#### [RECORDS SHOWN]

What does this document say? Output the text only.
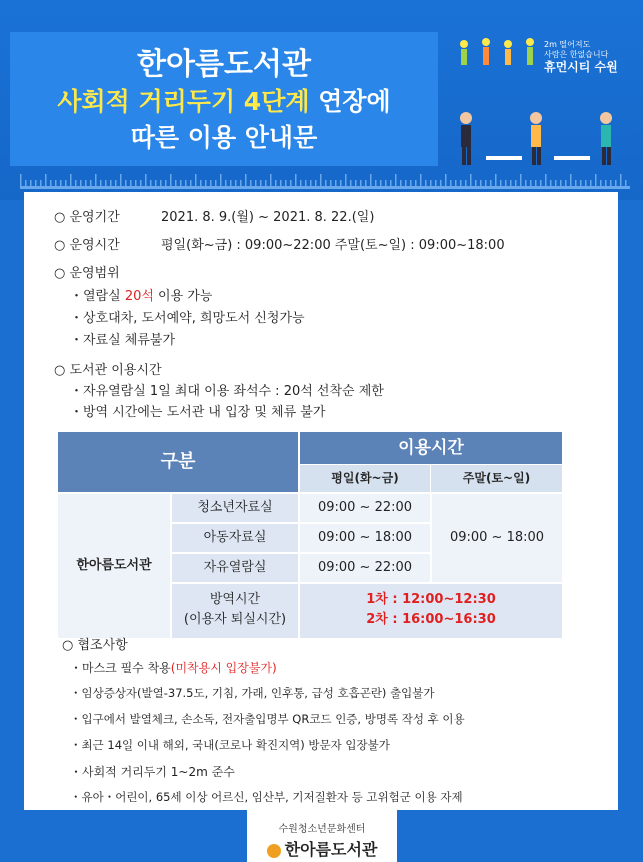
한아름도서관
사회적 거리두기 4단계 연장에
따른 이용 안내문
2m 떨어져도
사람은 한없습니다
휴먼시티 수원
○ 운영기간	2021. 8. 9.(월) ~ 2021. 8. 22.(일)
○ 운영시간	평일(화~금) : 09:00~22:00 주말(토~일) : 09:00~18:00
○ 운영범위
・열람실 20석 이용 가능
・상호대차, 도서예약, 희망도서 신청가능
・자료실 체류불가
○ 도서관 이용시간
・자유열람실 1일 최대 이용 좌석수 : 20석 선착순 제한
・방역 시간에는 도서관 내 입장 및 체류 불가
구분
이용시간
평일(화~금)	주말(토~일)
한아름도서관
청소년자료실	09:00 ~ 22:00
아동자료실	09:00 ~ 18:00
자유열람실	09:00 ~ 22:00
09:00 ~ 18:00
방역시간
(이용자 퇴실시간)
1차 : 12:00~12:30
2차 : 16:00~16:30
○ 협조사항
・마스크 필수 착용(미착용시 입장불가)
・임상증상자(발열-37.5도, 기침, 가래, 인후통, 급성 호흡곤란) 출입불가
・입구에서 발열체크, 손소독, 전자출입명부 QR코드 인증, 방명록 작성 후 이용
・최근 14일 이내 해외, 국내(코로나 확진지역) 방문자 입장불가
・사회적 거리두기 1~2m 준수
・유아・어린이, 65세 이상 어르신, 임산부, 기저질환자 등 고위험군 이용 자제
수원청소년문화센터
한아름도서관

#### [YOUR INSTRUCTIONS]
Copy each line above that contains the string "자유열람실".

#### [TASK RESULT]
・자유열람실 1일 최대 이용 좌석수 : 20석 선착순 제한
자유열람실	09:00 ~ 22:00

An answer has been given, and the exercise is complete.